==== Given records

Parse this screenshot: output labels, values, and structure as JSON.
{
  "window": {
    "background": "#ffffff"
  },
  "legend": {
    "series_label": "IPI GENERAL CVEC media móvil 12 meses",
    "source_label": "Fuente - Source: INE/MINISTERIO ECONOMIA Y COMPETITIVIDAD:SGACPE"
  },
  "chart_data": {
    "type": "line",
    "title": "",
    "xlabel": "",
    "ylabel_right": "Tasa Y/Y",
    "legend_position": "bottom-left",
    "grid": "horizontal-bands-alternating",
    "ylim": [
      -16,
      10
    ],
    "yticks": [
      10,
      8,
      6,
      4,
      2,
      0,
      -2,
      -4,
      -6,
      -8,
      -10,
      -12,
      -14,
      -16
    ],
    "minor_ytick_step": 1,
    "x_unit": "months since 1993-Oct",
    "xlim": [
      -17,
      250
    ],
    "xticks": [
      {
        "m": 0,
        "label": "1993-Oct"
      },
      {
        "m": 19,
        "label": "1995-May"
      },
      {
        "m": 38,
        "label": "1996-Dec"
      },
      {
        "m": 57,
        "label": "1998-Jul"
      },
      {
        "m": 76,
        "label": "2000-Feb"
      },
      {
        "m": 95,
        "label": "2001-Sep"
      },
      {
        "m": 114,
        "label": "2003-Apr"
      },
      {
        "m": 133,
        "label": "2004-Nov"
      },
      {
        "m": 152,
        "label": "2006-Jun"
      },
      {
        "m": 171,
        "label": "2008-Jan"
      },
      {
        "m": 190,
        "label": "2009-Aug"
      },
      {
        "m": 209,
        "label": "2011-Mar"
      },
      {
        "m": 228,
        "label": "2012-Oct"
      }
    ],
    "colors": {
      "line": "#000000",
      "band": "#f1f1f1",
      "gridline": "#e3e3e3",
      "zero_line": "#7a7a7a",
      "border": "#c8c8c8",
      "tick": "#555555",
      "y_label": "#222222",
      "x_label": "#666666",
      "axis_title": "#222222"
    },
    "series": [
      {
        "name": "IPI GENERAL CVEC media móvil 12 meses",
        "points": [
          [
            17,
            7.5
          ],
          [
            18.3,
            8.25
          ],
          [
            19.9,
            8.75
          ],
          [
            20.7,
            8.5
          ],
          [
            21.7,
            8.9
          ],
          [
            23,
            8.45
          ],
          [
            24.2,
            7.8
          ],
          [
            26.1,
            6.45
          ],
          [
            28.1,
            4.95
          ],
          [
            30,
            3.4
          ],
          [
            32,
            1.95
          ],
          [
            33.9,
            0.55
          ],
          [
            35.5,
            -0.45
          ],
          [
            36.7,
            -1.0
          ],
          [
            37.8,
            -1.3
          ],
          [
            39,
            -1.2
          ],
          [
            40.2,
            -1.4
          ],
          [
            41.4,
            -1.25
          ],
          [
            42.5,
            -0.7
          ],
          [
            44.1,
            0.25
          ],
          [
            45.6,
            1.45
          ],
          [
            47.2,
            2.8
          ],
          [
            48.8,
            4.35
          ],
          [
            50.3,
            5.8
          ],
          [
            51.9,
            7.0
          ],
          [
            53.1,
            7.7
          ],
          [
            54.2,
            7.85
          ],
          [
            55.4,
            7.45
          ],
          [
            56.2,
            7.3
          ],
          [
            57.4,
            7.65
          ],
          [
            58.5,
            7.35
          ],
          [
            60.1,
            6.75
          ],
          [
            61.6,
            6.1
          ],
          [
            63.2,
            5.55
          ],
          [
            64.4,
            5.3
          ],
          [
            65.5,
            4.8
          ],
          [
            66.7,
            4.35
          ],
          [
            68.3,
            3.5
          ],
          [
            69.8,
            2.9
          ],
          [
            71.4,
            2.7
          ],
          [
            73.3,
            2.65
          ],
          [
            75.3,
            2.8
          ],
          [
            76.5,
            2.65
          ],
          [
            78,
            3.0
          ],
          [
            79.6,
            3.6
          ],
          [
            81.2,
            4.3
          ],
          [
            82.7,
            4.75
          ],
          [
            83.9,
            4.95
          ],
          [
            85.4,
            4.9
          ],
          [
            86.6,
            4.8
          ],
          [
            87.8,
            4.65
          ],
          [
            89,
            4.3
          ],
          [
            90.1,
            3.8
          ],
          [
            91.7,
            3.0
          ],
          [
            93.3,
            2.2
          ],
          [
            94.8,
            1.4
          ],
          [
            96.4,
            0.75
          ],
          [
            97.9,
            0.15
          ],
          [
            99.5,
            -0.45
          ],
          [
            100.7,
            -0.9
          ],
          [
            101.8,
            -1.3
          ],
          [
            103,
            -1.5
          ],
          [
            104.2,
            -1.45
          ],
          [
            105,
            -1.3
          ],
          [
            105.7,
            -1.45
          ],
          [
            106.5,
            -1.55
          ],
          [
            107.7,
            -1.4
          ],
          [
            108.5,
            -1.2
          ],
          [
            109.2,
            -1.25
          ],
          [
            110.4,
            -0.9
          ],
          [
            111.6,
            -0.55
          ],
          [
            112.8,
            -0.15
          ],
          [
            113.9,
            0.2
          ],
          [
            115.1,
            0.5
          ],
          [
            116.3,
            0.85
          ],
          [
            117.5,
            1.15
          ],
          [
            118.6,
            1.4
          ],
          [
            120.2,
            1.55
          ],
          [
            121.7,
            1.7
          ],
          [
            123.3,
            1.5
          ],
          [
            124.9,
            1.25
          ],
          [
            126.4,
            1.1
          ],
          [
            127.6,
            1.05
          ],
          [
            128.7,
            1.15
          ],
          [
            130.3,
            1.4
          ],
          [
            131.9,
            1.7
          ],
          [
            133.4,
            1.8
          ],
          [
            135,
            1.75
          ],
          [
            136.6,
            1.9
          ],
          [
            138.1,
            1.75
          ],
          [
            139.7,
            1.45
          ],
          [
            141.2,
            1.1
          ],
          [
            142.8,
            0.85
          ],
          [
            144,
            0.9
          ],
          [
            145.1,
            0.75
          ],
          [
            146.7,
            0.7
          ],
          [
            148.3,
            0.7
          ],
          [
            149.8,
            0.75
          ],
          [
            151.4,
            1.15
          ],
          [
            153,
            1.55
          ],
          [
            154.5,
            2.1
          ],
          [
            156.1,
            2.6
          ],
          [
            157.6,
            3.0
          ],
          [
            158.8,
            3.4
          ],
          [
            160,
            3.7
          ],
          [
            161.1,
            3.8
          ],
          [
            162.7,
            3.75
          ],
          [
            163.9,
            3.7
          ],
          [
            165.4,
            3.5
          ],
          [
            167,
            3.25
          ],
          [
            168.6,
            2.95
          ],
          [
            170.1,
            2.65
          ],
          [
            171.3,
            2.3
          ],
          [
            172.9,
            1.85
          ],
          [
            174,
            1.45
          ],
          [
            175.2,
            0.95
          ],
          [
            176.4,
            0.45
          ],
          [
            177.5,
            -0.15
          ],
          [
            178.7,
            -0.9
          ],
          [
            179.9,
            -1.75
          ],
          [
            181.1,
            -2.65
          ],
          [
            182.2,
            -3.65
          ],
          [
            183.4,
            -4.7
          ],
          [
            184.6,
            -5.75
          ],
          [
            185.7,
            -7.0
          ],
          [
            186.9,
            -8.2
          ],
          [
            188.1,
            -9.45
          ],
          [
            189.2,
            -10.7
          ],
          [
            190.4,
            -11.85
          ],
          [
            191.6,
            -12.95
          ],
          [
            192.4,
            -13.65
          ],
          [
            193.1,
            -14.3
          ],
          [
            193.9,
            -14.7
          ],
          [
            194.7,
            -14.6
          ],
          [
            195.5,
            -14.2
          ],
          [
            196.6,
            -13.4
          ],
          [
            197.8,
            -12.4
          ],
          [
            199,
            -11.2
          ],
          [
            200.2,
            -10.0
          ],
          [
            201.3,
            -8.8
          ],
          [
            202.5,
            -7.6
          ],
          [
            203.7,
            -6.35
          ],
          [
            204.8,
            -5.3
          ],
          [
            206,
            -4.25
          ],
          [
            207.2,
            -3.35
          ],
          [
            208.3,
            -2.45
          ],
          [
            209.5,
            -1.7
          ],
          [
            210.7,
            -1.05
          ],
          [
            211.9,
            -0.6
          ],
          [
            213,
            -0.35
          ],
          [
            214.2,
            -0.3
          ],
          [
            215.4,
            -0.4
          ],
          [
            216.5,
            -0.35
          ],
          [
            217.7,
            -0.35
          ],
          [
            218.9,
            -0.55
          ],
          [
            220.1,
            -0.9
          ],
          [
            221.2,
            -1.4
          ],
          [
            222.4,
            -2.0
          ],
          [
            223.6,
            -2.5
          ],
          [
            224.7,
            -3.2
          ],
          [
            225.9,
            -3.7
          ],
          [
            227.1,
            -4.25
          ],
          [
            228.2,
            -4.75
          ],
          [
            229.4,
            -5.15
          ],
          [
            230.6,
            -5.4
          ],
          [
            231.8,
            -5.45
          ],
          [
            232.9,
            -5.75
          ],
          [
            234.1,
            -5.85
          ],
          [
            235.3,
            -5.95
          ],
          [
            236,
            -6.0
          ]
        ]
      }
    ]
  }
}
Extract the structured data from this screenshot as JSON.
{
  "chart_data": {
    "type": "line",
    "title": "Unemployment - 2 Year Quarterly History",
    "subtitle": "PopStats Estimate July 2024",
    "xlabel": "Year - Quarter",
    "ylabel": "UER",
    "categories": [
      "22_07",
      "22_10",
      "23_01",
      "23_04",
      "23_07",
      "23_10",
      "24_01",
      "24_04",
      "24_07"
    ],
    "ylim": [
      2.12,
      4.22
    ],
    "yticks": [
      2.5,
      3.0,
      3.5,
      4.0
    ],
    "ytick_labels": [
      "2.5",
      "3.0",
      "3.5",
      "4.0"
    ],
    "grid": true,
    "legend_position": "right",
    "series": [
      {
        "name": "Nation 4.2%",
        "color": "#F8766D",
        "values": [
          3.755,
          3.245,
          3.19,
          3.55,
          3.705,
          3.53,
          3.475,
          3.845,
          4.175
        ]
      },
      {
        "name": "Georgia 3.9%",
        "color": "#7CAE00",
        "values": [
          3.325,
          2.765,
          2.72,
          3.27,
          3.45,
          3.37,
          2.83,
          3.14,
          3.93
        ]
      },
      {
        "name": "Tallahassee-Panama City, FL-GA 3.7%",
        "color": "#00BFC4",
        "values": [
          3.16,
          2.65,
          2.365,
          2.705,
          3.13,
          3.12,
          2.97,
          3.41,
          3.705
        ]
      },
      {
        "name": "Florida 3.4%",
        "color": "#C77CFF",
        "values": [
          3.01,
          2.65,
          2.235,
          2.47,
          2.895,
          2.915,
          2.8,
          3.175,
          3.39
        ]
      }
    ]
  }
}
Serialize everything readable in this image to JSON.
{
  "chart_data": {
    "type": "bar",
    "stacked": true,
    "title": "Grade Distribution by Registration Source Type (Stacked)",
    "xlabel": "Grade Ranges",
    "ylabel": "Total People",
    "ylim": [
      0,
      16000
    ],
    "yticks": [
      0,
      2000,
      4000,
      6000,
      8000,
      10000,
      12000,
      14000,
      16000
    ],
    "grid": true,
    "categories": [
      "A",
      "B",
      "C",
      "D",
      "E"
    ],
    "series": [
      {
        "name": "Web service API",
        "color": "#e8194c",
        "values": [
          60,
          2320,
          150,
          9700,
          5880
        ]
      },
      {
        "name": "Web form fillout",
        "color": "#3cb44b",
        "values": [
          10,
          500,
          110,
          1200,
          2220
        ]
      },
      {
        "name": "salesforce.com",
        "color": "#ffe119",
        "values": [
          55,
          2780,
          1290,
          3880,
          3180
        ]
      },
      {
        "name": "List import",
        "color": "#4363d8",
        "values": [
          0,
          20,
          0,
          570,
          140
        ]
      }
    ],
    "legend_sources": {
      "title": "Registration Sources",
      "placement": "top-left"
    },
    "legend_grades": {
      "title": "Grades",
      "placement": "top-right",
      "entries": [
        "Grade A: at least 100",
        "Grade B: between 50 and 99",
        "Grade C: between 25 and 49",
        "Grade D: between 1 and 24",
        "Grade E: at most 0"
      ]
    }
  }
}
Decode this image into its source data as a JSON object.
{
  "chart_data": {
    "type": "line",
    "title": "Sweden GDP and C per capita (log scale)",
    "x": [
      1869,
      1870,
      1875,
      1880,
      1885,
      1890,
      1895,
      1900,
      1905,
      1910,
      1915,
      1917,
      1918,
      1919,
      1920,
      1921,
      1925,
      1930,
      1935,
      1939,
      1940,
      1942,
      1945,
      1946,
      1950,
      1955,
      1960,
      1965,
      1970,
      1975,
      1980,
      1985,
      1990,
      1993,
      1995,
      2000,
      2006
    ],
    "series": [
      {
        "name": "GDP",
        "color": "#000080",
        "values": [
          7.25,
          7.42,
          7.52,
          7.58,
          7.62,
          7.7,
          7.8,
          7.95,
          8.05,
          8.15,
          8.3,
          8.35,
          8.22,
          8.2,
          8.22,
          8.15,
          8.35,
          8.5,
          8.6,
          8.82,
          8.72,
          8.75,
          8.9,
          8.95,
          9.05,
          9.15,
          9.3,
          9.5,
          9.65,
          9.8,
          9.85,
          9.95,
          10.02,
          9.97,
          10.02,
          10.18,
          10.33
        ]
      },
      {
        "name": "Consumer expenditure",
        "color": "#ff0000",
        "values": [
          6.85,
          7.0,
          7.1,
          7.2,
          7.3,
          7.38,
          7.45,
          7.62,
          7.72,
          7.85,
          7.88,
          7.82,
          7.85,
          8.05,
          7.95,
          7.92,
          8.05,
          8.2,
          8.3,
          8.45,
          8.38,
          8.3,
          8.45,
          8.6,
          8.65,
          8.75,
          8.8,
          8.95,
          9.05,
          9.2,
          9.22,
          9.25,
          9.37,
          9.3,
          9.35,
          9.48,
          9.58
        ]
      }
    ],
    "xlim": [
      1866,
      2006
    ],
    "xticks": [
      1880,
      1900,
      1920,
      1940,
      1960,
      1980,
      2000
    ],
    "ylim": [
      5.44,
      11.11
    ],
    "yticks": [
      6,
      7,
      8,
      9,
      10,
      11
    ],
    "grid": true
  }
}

========

- Task to carry out -
Identify every line where the string "between" appears.

- Complete output -
        "Grade B: between 50 and 99",
        "Grade C: between 25 and 49",
        "Grade D: between 1 and 24",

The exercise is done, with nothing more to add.